* start *

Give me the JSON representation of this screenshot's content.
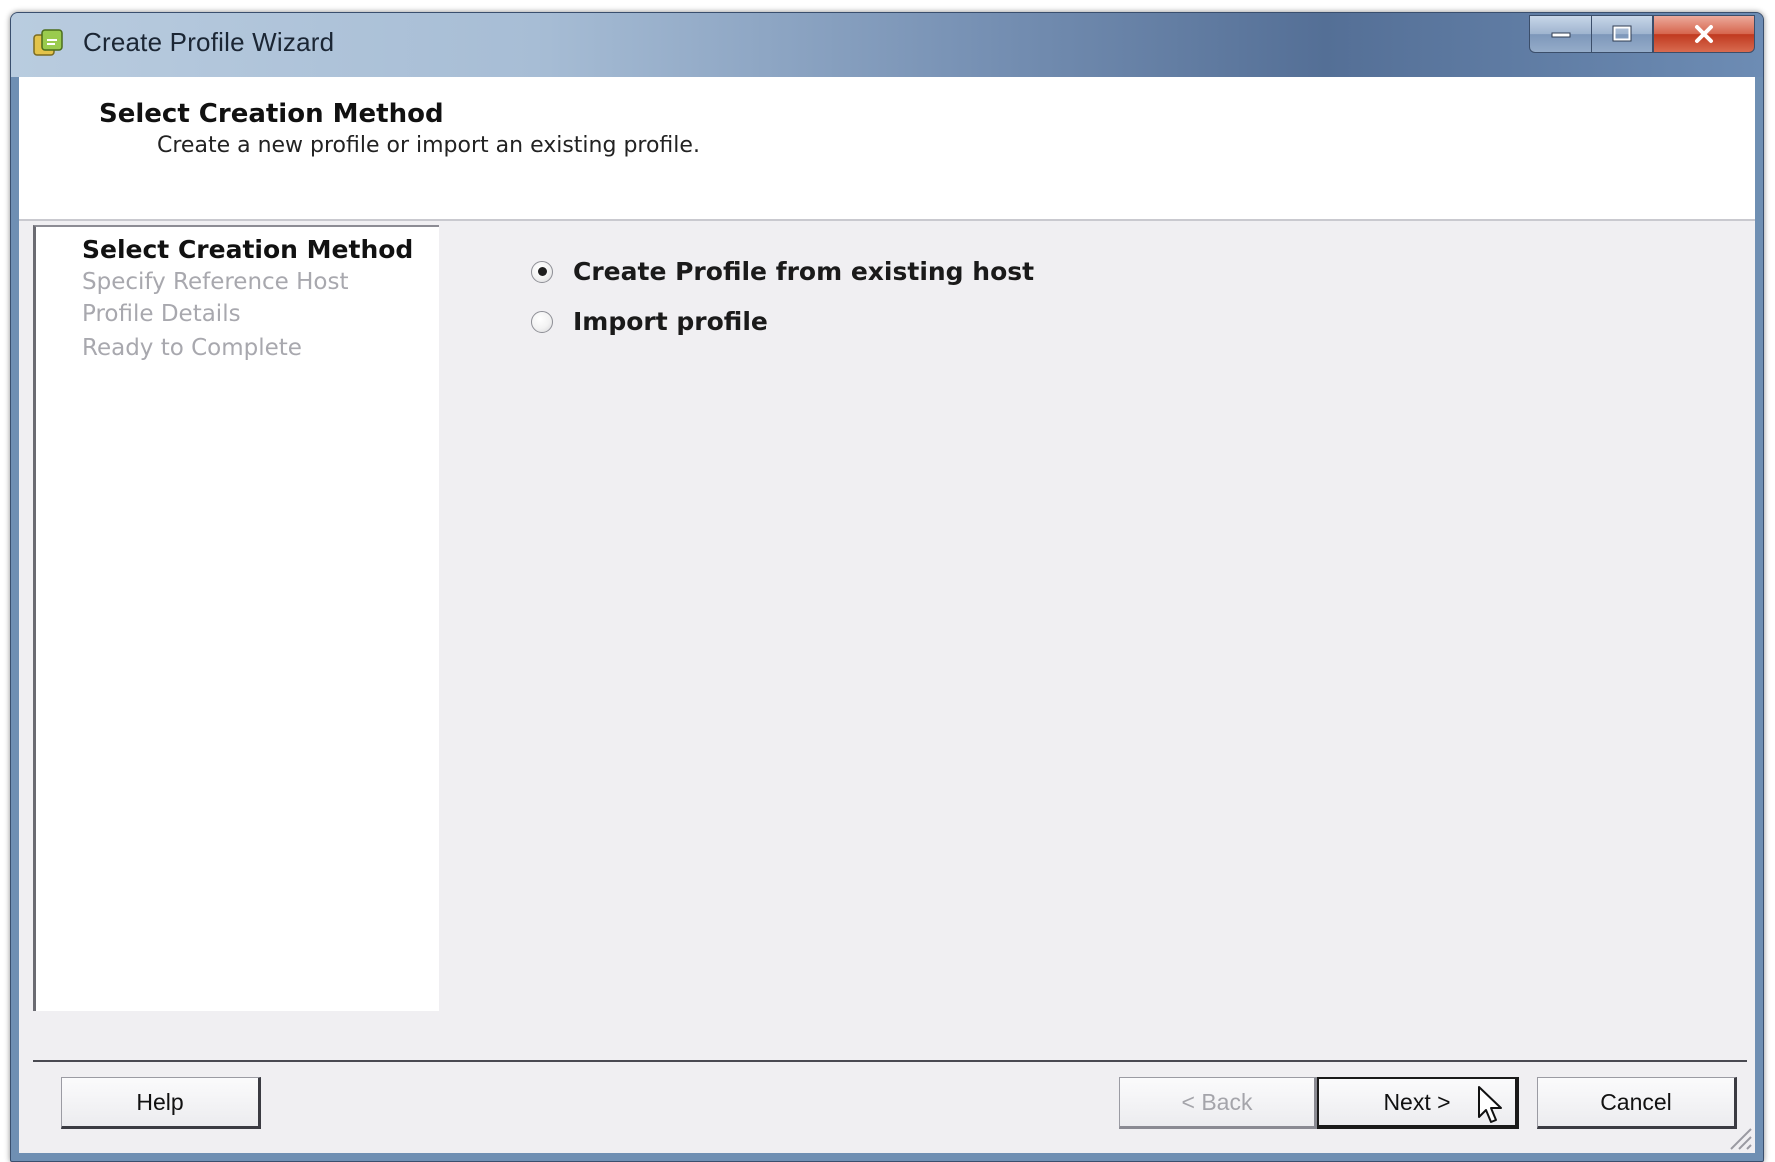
{
  "window": {
    "title": "Create Profile Wizard",
    "icon": "vsphere-profile-icon",
    "controls": [
      "minimize-icon",
      "maximize-icon",
      "close-icon"
    ]
  },
  "header": {
    "title": "Select Creation Method",
    "subtitle": "Create a new profile or import an existing profile."
  },
  "steps": [
    {
      "label": "Select Creation Method",
      "active": true
    },
    {
      "label": "Specify Reference Host",
      "active": false
    },
    {
      "label": "Profile Details",
      "active": false
    },
    {
      "label": "Ready to Complete",
      "active": false
    }
  ],
  "options": [
    {
      "label": "Create Profile from existing host",
      "selected": true
    },
    {
      "label": "Import profile",
      "selected": false
    }
  ],
  "buttons": {
    "help": "Help",
    "back": "< Back",
    "next": "Next >",
    "cancel": "Cancel"
  },
  "colors": {
    "titlebar_start": "#b9ccdf",
    "titlebar_end": "#546f96",
    "close_button": "#c0391f",
    "content_bg": "#f0eff2",
    "disabled_text": "#a8a8ae"
  }
}
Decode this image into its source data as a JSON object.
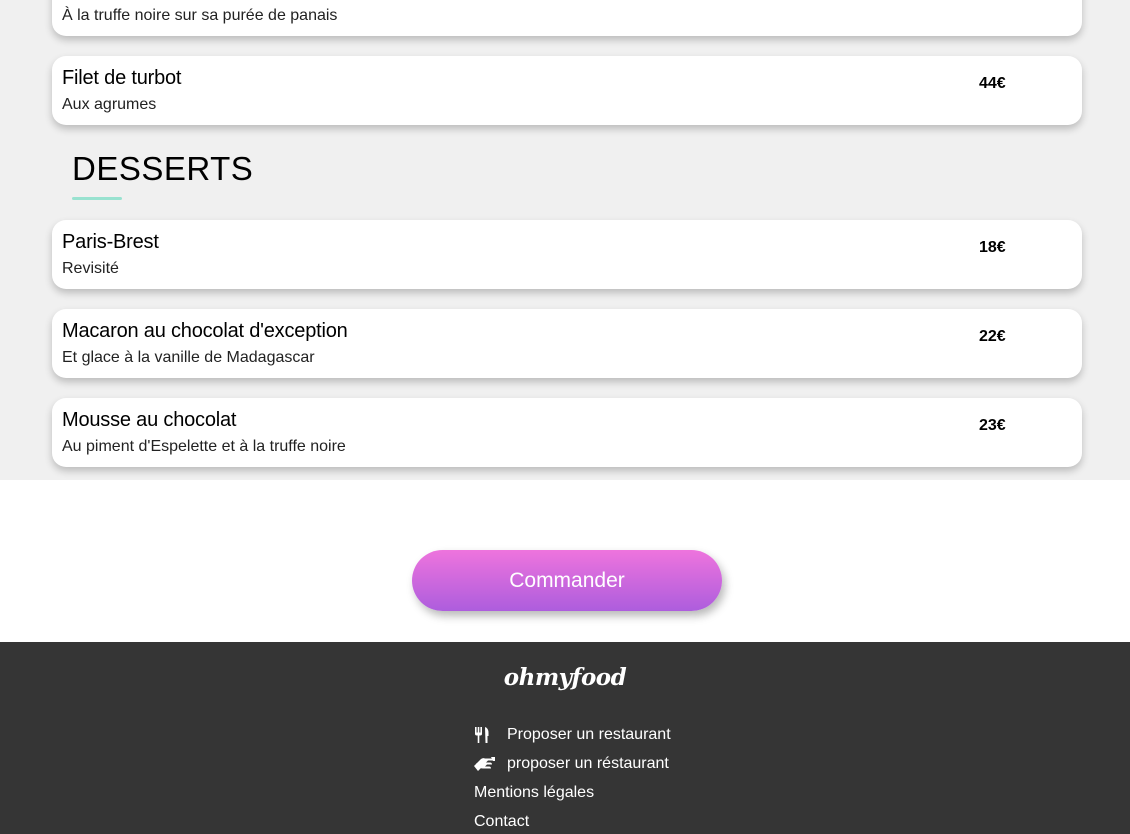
{
  "menu": {
    "partial_top_dish": {
      "description": "À la truffe noire sur sa purée de panais"
    },
    "main_dishes": [
      {
        "name": "Filet de turbot",
        "description": "Aux agrumes",
        "price": "44€"
      }
    ],
    "desserts_section": {
      "title": "DESSERTS",
      "items": [
        {
          "name": "Paris-Brest",
          "description": "Revisité",
          "price": "18€"
        },
        {
          "name": "Macaron au chocolat d'exception",
          "description": "Et glace à la vanille de Madagascar",
          "price": "22€"
        },
        {
          "name": "Mousse au chocolat",
          "description": "Au piment d'Espelette et à la truffe noire",
          "price": "23€"
        }
      ]
    },
    "accent_color": "#99e2d0"
  },
  "order": {
    "button_label": "Commander",
    "gradient_start": "#ee74dd",
    "gradient_end": "#ad5ddd"
  },
  "footer": {
    "logo": "ohmyfood",
    "links": [
      {
        "label": "Proposer un restaurant",
        "icon": "utensils-icon"
      },
      {
        "label": "proposer un réstaurant",
        "icon": "handshake-icon"
      },
      {
        "label": "Mentions légales",
        "icon": ""
      },
      {
        "label": "Contact",
        "icon": ""
      }
    ],
    "background_color": "#353535"
  }
}
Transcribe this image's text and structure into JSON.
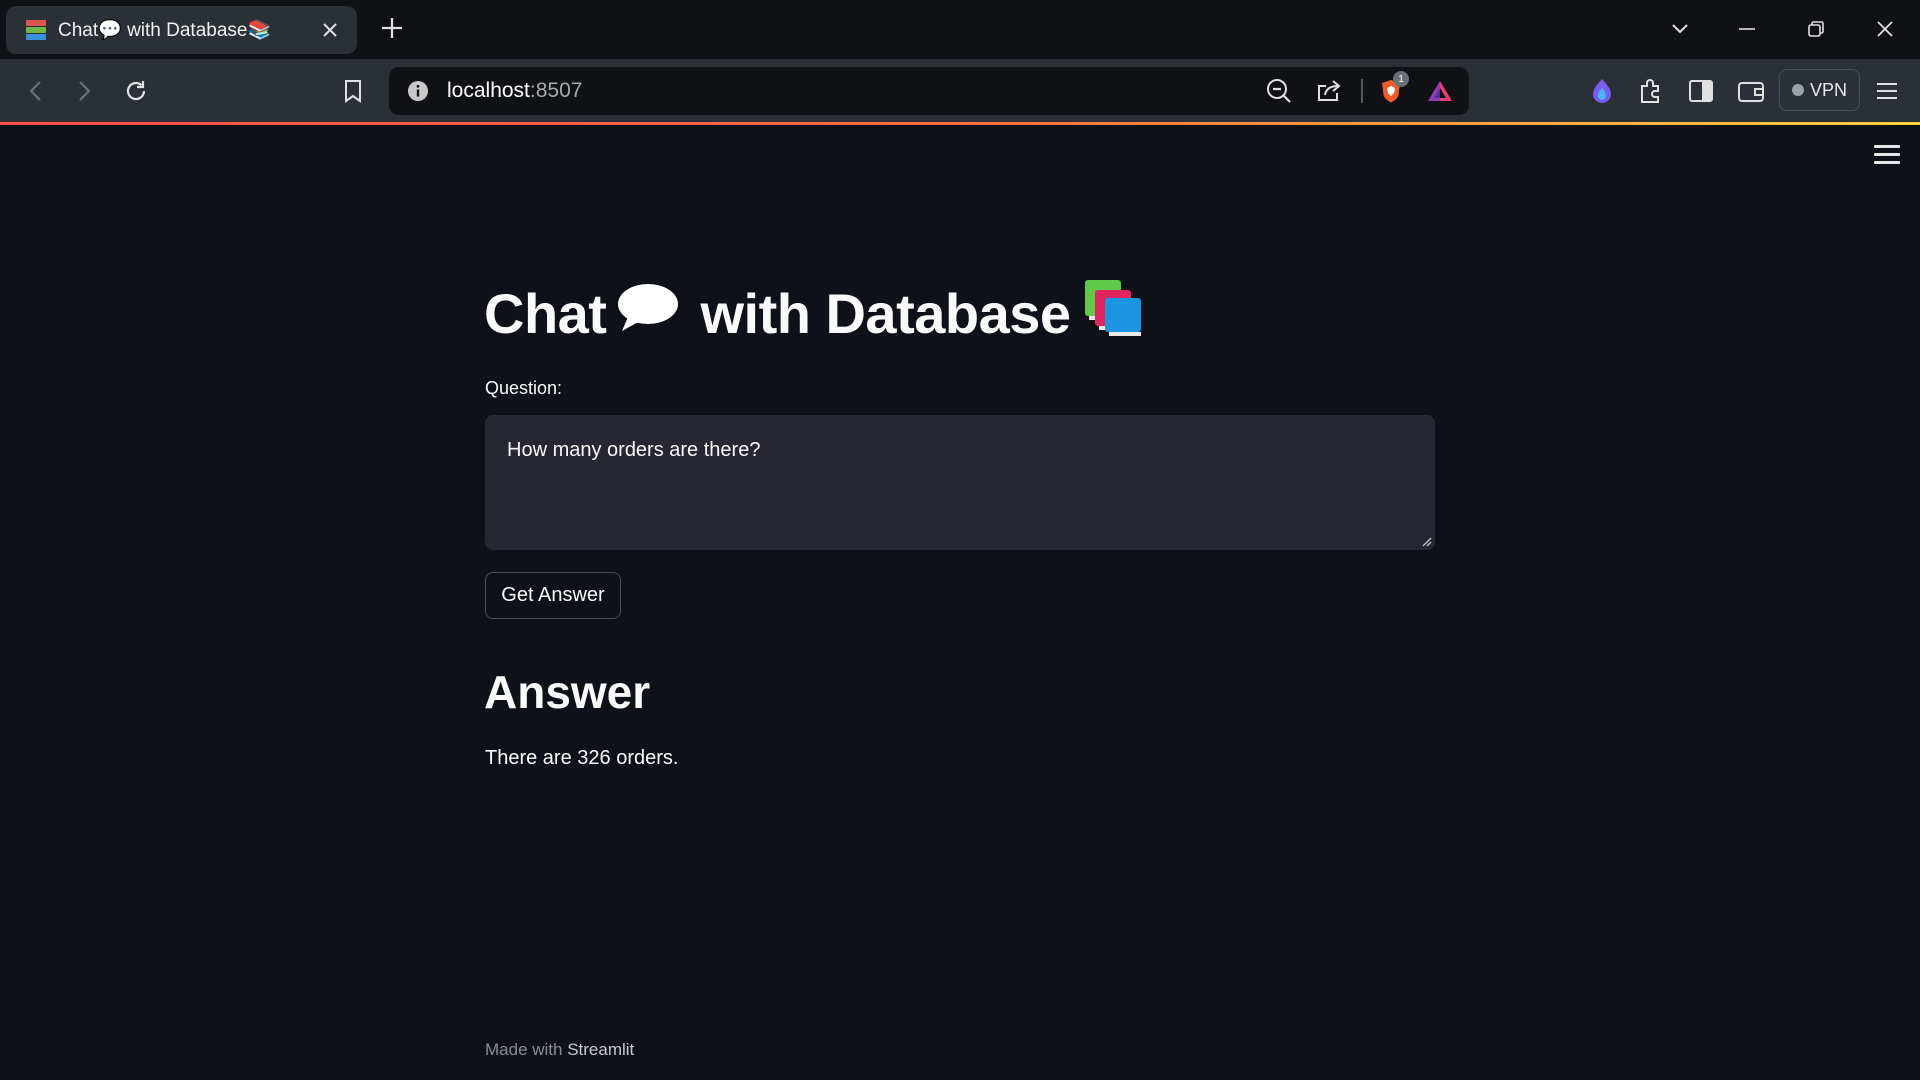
{
  "browser": {
    "tab": {
      "title": "Chat💬 with Database📚"
    },
    "address": {
      "host": "localhost",
      "port": ":8507"
    },
    "vpn_label": "VPN",
    "brave_badge": "1"
  },
  "app": {
    "title_part1": "Chat",
    "title_part2": "with Database",
    "question": {
      "label": "Question:",
      "value": "How many orders are there?"
    },
    "button_label": "Get Answer",
    "answer_heading": "Answer",
    "answer_text": "There are 326 orders.",
    "footer": {
      "prefix": "Made with ",
      "brand": "Streamlit"
    }
  },
  "colors": {
    "background": "#0e1117",
    "input_bg": "#262730",
    "chrome_bg": "#2b2f36",
    "accent_gradient": [
      "#ff4b4b",
      "#ffd23f"
    ]
  },
  "icons": [
    "speech-bubble-icon",
    "books-icon",
    "back-icon",
    "forward-icon",
    "reload-icon",
    "bookmark-icon",
    "site-info-icon",
    "zoom-out-icon",
    "share-icon",
    "brave-shields-icon",
    "brave-rewards-icon",
    "leo-icon",
    "extensions-icon",
    "sidebar-icon",
    "wallet-icon",
    "menu-icon"
  ]
}
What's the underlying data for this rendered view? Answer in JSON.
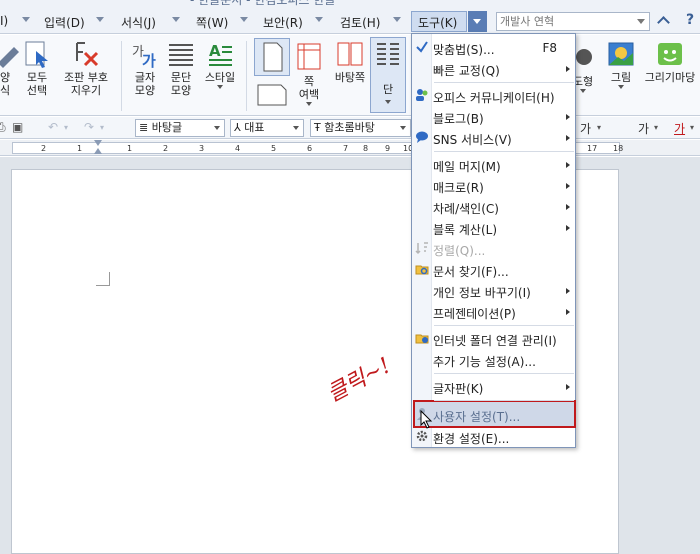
{
  "title": "- 한글문서 - 한컴오피스 한글",
  "menubar": {
    "items": [
      "입력(D)",
      "서식(J)",
      "쪽(W)",
      "보안(R)",
      "검토(H)"
    ],
    "active": "도구(K)",
    "search_placeholder": "개발사 연혁",
    "help": "?"
  },
  "ribbon": {
    "left_cut_label": "양\n식",
    "buttons": [
      {
        "label": "모두\n선택"
      },
      {
        "label": "조판 부호\n지우기"
      },
      {
        "label": "글자\n모양"
      },
      {
        "label": "문단\n모양"
      },
      {
        "label": "스타일"
      },
      {
        "label": "쪽\n여백"
      },
      {
        "label": "바탕쪽"
      },
      {
        "label": "단"
      },
      {
        "label": "도형"
      },
      {
        "label": "그림"
      },
      {
        "label": "그리기마당"
      }
    ]
  },
  "toolbar": {
    "style_combo": "바탕글",
    "lang_combo": "대표",
    "font_combo": "함초롬바탕",
    "right_glyphs": [
      "가",
      "가",
      "가"
    ]
  },
  "ruler": {
    "numbers": [
      "2",
      "1",
      "1",
      "2",
      "3",
      "4",
      "5",
      "6",
      "7",
      "8",
      "9",
      "10",
      "11",
      "17",
      "18"
    ]
  },
  "annotation": "클릭~!",
  "dropdown": {
    "items": [
      {
        "label": "맞춤법(S)...",
        "shortcut": "F8",
        "submenu": false,
        "icon": "spellcheck-icon",
        "disabled": false
      },
      {
        "label": "빠른 교정(Q)",
        "shortcut": "",
        "submenu": true,
        "icon": "",
        "disabled": false
      },
      {
        "label": "오피스 커뮤니케이터(H)",
        "shortcut": "",
        "submenu": false,
        "icon": "communicator-icon",
        "disabled": false
      },
      {
        "label": "블로그(B)",
        "shortcut": "",
        "submenu": true,
        "icon": "",
        "disabled": false
      },
      {
        "label": "SNS 서비스(V)",
        "shortcut": "",
        "submenu": true,
        "icon": "sns-icon",
        "disabled": false
      },
      {
        "label": "메일 머지(M)",
        "shortcut": "",
        "submenu": true,
        "icon": "",
        "disabled": false
      },
      {
        "label": "매크로(R)",
        "shortcut": "",
        "submenu": true,
        "icon": "",
        "disabled": false
      },
      {
        "label": "차례/색인(C)",
        "shortcut": "",
        "submenu": true,
        "icon": "",
        "disabled": false
      },
      {
        "label": "블록 계산(L)",
        "shortcut": "",
        "submenu": true,
        "icon": "",
        "disabled": false
      },
      {
        "label": "정렬(Q)...",
        "shortcut": "",
        "submenu": false,
        "icon": "sort-icon",
        "disabled": true
      },
      {
        "label": "문서 찾기(F)...",
        "shortcut": "",
        "submenu": false,
        "icon": "find-doc-icon",
        "disabled": false
      },
      {
        "label": "개인 정보 바꾸기(I)",
        "shortcut": "",
        "submenu": true,
        "icon": "",
        "disabled": false
      },
      {
        "label": "프레젠테이션(P)",
        "shortcut": "",
        "submenu": true,
        "icon": "",
        "disabled": false
      },
      {
        "label": "인터넷 폴더 연결 관리(I)",
        "shortcut": "",
        "submenu": false,
        "icon": "internet-folder-icon",
        "disabled": false
      },
      {
        "label": "추가 기능 설정(A)...",
        "shortcut": "",
        "submenu": false,
        "icon": "",
        "disabled": false
      },
      {
        "label": "글자판(K)",
        "shortcut": "",
        "submenu": true,
        "icon": "",
        "disabled": false
      },
      {
        "label": "사용자 설정(T)...",
        "shortcut": "",
        "submenu": false,
        "icon": "user-settings-icon",
        "disabled": false
      },
      {
        "label": "환경 설정(E)...",
        "shortcut": "",
        "submenu": false,
        "icon": "gear-icon",
        "disabled": false
      }
    ]
  }
}
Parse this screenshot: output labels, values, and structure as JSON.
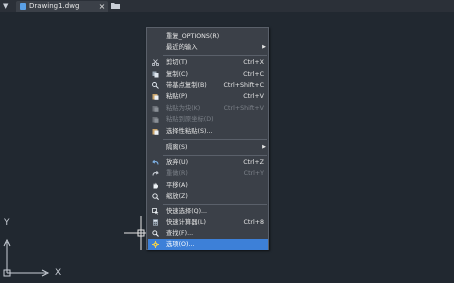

* end *

### What is needed
In the records above, how many lines contain the word "JSON"? Give the number alone.

### Written response
5